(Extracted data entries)

------------------------------------

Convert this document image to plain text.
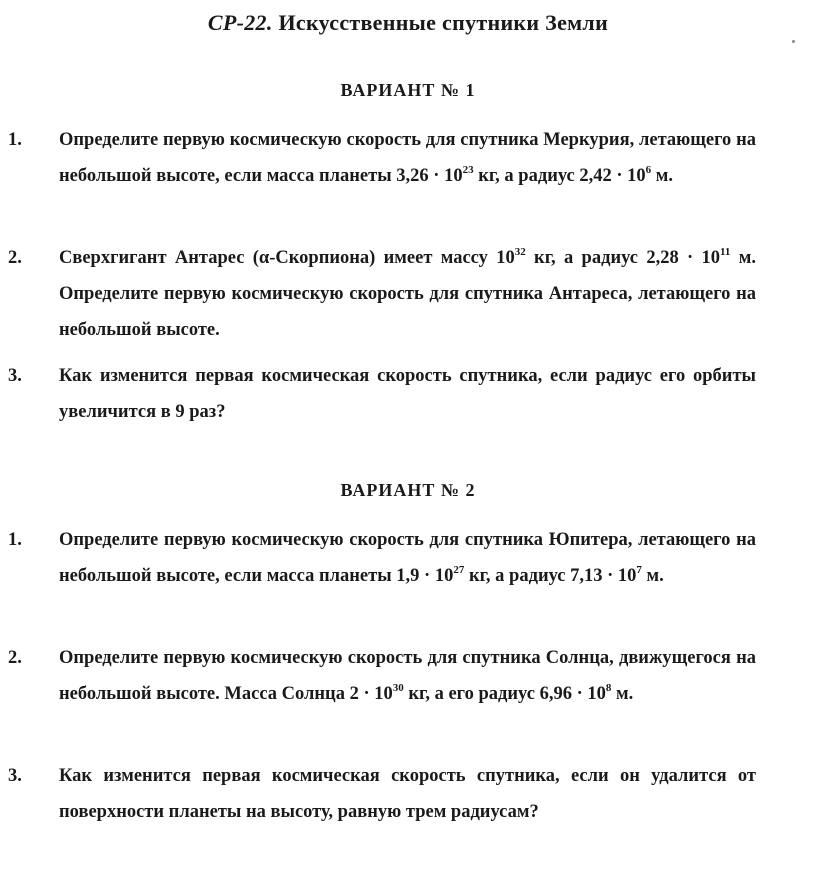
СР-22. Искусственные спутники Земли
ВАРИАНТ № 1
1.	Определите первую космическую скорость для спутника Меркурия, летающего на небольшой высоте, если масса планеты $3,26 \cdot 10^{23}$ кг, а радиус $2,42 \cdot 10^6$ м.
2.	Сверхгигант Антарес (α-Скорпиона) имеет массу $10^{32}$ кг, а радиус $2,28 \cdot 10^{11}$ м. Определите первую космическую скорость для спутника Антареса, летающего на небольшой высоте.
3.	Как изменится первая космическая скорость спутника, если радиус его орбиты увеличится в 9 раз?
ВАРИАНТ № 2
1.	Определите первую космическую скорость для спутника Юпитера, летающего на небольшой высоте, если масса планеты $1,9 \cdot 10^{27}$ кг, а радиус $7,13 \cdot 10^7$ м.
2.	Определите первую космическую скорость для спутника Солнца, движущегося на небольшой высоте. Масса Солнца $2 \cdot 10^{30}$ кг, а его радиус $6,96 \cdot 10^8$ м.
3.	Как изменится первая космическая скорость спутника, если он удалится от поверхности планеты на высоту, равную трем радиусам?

------------------------------------

Task description = Write out the entries above verbatim; the pictures do not belong in your copy.

Final result =
Convert this document image to plain text.
СР-22. Искусственные спутники Земли
ВАРИАНТ № 1
1.	Определите первую космическую скорость для спутника Меркурия, летающего на небольшой высоте, если масса планеты $3,26 \cdot 10^{23}$ кг, а радиус $2,42 \cdot 10^6$ м.
2.	Сверхгигант Антарес (α-Скорпиона) имеет массу $10^{32}$ кг, а радиус $2,28 \cdot 10^{11}$ м. Определите первую космическую скорость для спутника Антареса, летающего на небольшой высоте.
3.	Как изменится первая космическая скорость спутника, если радиус его орбиты увеличится в 9 раз?
ВАРИАНТ № 2
1.	Определите первую космическую скорость для спутника Юпитера, летающего на небольшой высоте, если масса планеты $1,9 \cdot 10^{27}$ кг, а радиус $7,13 \cdot 10^7$ м.
2.	Определите первую космическую скорость для спутника Солнца, движущегося на небольшой высоте. Масса Солнца $2 \cdot 10^{30}$ кг, а его радиус $6,96 \cdot 10^8$ м.
3.	Как изменится первая космическая скорость спутника, если он удалится от поверхности планеты на высоту, равную трем радиусам?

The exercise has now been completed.